Output the exact passage from the transcript on doodling spirals below, starting at "- You can try" and ending at "you get bored.".

_Given text_:
####################
Doodling in math: Spirals, Fibonacci, and being a plant [2 of 3] Part 1: http://youtu.be/ahXIMUkSXX0Part 3: http://youtu.be/14-NdQwKz9wMore on Angle-a-trons: http://www.youtube.com/watch?v=o6W6P8JZW0oNote: Beautiful spirally non-Fibonacci pinecones are very rare! If you find one, keep it.
Doodling in math: Spirals, Fibonacci, and being a plant [2 of 3]
- Say you're me and you're in math class
- and you're doodling a flowery petaly things,
- if you want something with lots of overlapping petals
- you're probably following a loose sort of rule
- that goes something like this:
- Add new petals where there are gaps between old petals.
- You can try doing this precisely starting with
- some number of petals, say 5,
- then add another layer in between.
- But in the next layer you have to add 10,
- and the next has 20.
- The inconvenient part of this is that
- you have to finish a layer before everything is even.
- Ideally you'd have a rule that just let's you add petals
- until you get bored.
####################
_Stored records_:
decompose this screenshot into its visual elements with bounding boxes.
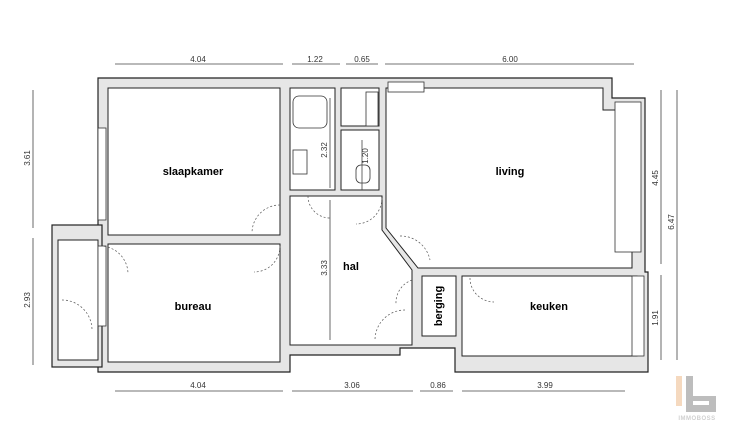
dim-right-3: 1.91 <box>651 310 660 326</box>
dimension-lines <box>32 63 678 392</box>
label-slaapkamer: slaapkamer <box>163 166 224 178</box>
immoboss-logo: IMMOBOSS <box>676 376 716 422</box>
dim-right-2: 6.47 <box>667 214 676 230</box>
doors <box>61 195 495 341</box>
label-hal: hal <box>343 261 359 273</box>
dim-right-1: 4.45 <box>651 170 660 186</box>
dim-top-1: 4.04 <box>190 55 206 64</box>
dim-top-2: 1.22 <box>307 55 323 64</box>
room-bureau <box>107 243 281 363</box>
dim-left-2: 2.93 <box>23 292 32 308</box>
dim-bottom-2: 3.06 <box>344 381 360 390</box>
dimension-labels: 4.04 1.22 0.65 6.00 4.04 3.06 0.86 3.99 … <box>23 55 676 390</box>
label-bureau: bureau <box>175 301 212 313</box>
svg-text:IMMOBOSS: IMMOBOSS <box>678 416 715 422</box>
label-living: living <box>496 166 525 178</box>
room-keuken <box>461 275 638 357</box>
room-living <box>385 87 633 269</box>
room-labels: slaapkamer living hal bureau keuken berg… <box>163 166 569 326</box>
room-berging <box>421 275 457 337</box>
dim-inner-2: 1.20 <box>361 148 370 164</box>
label-berging: berging <box>433 286 445 326</box>
dim-bottom-4: 3.99 <box>537 381 553 390</box>
fixtures <box>292 81 425 184</box>
sink-icon <box>292 149 308 175</box>
dim-inner-1: 2.32 <box>320 142 329 158</box>
shaft-icon <box>365 91 379 127</box>
dim-bottom-3: 0.86 <box>430 381 446 390</box>
room-balcony <box>57 239 99 361</box>
label-keuken: keuken <box>530 301 568 313</box>
dim-top-4: 6.00 <box>502 55 518 64</box>
windows <box>97 101 645 357</box>
toilet-icon <box>355 164 371 184</box>
room-hal <box>289 195 413 346</box>
dim-top-3: 0.65 <box>354 55 370 64</box>
dim-inner-3: 3.33 <box>320 260 329 276</box>
rooms <box>57 87 638 363</box>
dim-bottom-1: 4.04 <box>190 381 206 390</box>
bathtub-icon <box>292 95 328 129</box>
room-slaapkamer <box>107 87 281 236</box>
stove-icon <box>387 81 425 93</box>
dim-left-1: 3.61 <box>23 150 32 166</box>
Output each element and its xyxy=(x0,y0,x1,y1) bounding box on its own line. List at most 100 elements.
####################
_Result_:
- You can try doing this precisely starting with
- some number of petals, say 5,
- then add another layer in between.
- But in the next layer you have to add 10,
- and the next has 20.
- The inconvenient part of this is that
- you have to finish a layer before everything is even.
- Ideally you'd have a rule that just let's you add petals
- until you get bored.